Looking through the listing, how many of its lines hold the word "выше"? Answer with only the number.

§ Data section
-.-.-
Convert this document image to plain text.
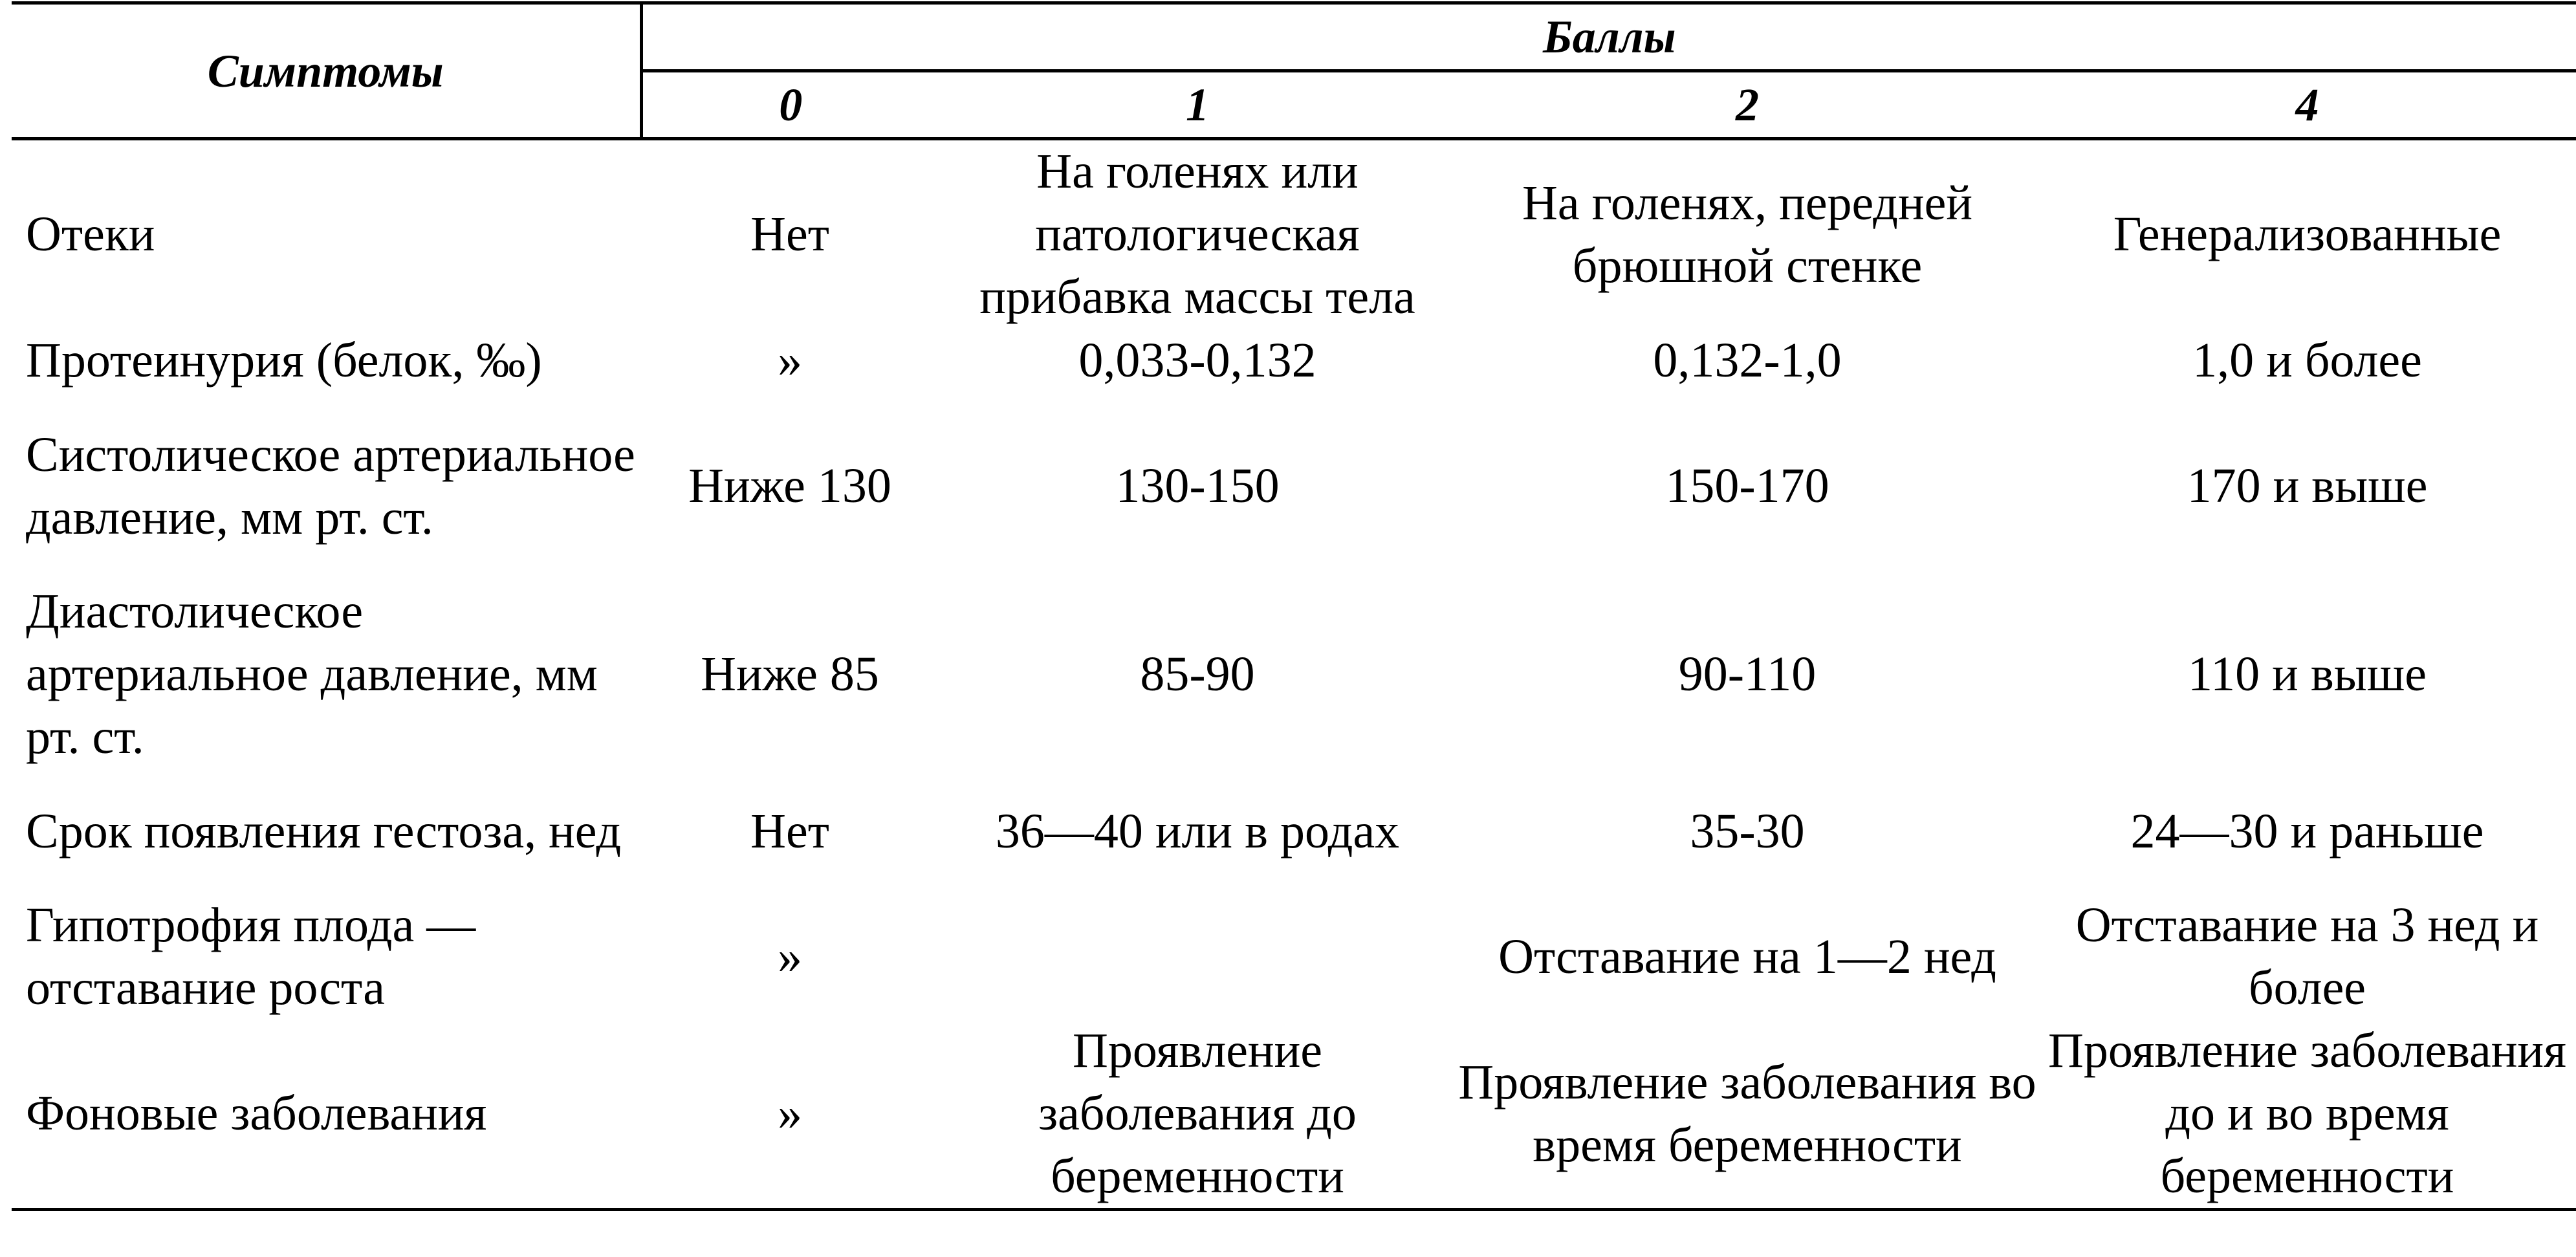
Симптомы	Баллы			
	0	1	2	4
Отеки	Нет	На голенях или патологическая прибавка массы тела	На голенях, передней брюшной стенке	Генерализованные
Протеинурия (белок, ‰)	»	0,033-0,132	0,132-1,0	1,0 и более
Систолическое артериальное давление, мм рт. ст.	Ниже 130	130-150	150-170	170 и выше
Диастолическое артериальное давление, мм рт. ст.	Ниже 85	85-90	90-110	110 и выше
Срок появления гестоза, нед	Нет	36—40 или в родах	35-30	24—30 и раньше
Гипотрофия плода — отставание роста	»		Отставание на 1—2 нед	Отставание на 3 нед и более
Фоновые заболевания	»	Проявление заболевания до беременности	Проявление заболевания во время беременности	Проявление заболевания до и во время беременности
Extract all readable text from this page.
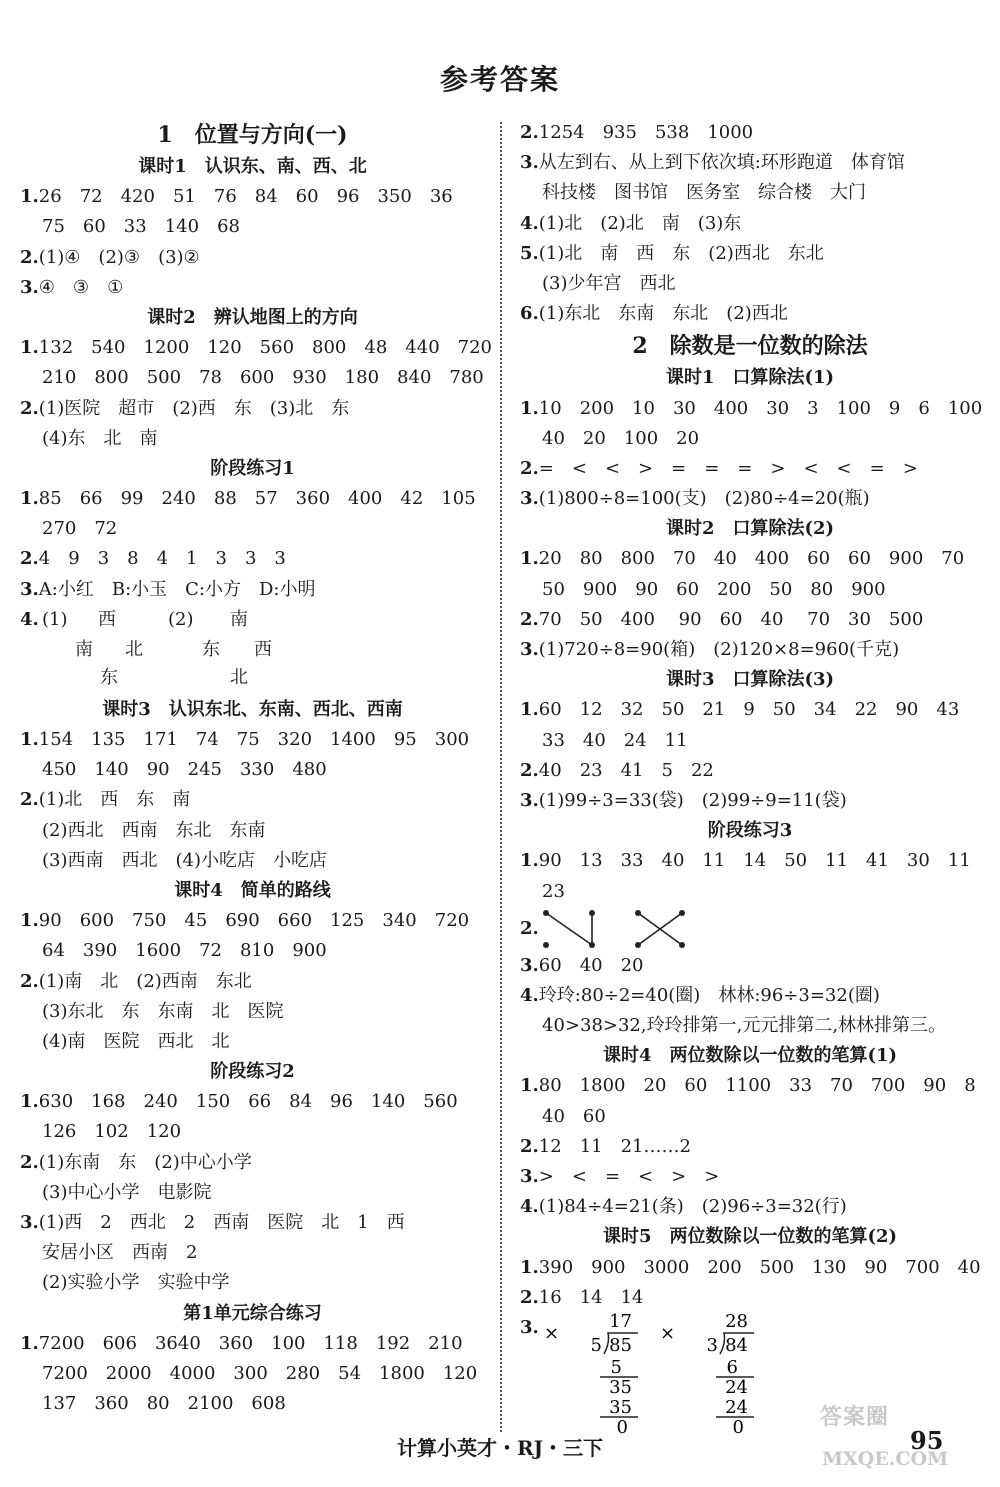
参考答案
1　位置与方向(一)
课时1　认识东、南、西、北
1.26　72　420　51　76　84　60　96　350　36
75　60　33　140　68
2.(1)④　(2)③　(3)②
3.④　③　①
课时2　辨认地图上的方向
1.132　540　1200　120　560　800　48　440　720
210　800　500　78　600　930　180　840　780
2.(1)医院　超市　(2)西　东　(3)北　东
(4)东　北　南
阶段练习1
1.85　66　99　240　88　57　360　400　42　105
270　72
2.4　9　3　8　4　1　3　3　3
3.A:小红　B:小玉　C:小方　D:小明
4. (1) 西
南 北
东
(2) 南
东 西
北
课时3　认识东北、东南、西北、西南
1.154　135　171　74　75　320　1400　95　300
450　140　90　245　330　480
2.(1)北　西　东　南
(2)西北　西南　东北　东南
(3)西南　西北　(4)小吃店　小吃店
课时4　简单的路线
1.90　600　750　45　690　660　125　340　720
64　390　1600　72　810　900
2.(1)南　北　(2)西南　东北
(3)东北　东　东南　北　医院
(4)南　医院　西北　北
阶段练习2
1.630　168　240　150　66　84　96　140　560
126　102　120
2.(1)东南　东　(2)中心小学
(3)中心小学　电影院
3.(1)西　2　西北　2　西南　医院　北　1　西
安居小区　西南　2
(2)实验小学　实验中学
第1单元综合练习
1.7200　606　3640　360　100　118　192　210
7200　2000　4000　300　280　54　1800　120
137　360　80　2100　608
2.1254　935　538　1000
3.从左到右、从上到下依次填:环形跑道　体育馆
科技楼　图书馆　医务室　综合楼　大门
4.(1)北　(2)北　南　(3)东
5.(1)北　南　西　东　(2)西北　东北
(3)少年宫　西北
6.(1)东北　东南　东北　(2)西北
2　除数是一位数的除法
课时1　口算除法(1)
1.10　200　10　30　400　30　3　100　9　6　100
40　20　100　20
2.=　<　<　>　=　=　=　>　<　<　=　>
3.(1)800÷8=100(支)　(2)80÷4=20(瓶)
课时2　口算除法(2)
1.20　80　800　70　40　400　60　60　900　70
50　900　90　60　200　50　80　900
2.70　50　400　 90　60　40　 70　30　500
3.(1)720÷8=90(箱)　(2)120×8=960(千克)
课时3　口算除法(3)
1.60　12　32　50　21　9　50　34　22　90　43
33　40　24　11
2.40　23　41　5　22
3.(1)99÷3=33(袋)　(2)99÷9=11(袋)
阶段练习3
1.90　13　33　40　11　14　50　11　41　30　11
23
2.
3.60　40　20
4.玲玲:80÷2=40(圈)　林林:96÷3=32(圈)
40>38>32,玲玲排第一,元元排第二,林林排第三。
课时4　两位数除以一位数的笔算(1)
1.80　1800　20　60　1100　33　70　700　90　8
40　60
2.12　11　21……2
3.>　<　=　<　>　>
4.(1)84÷4=21(条)　(2)96÷3=32(行)
课时5　两位数除以一位数的笔算(2)
1.390　900　3000　200　500　130　90　700　40
2.16　14　14
3. ×
17
5 85
5
35
35
0
×
28
3 84
6
24
24
0
计算小英才・RJ・三下	95
答案圈
MXQE.COM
-.-.-
§ In response
2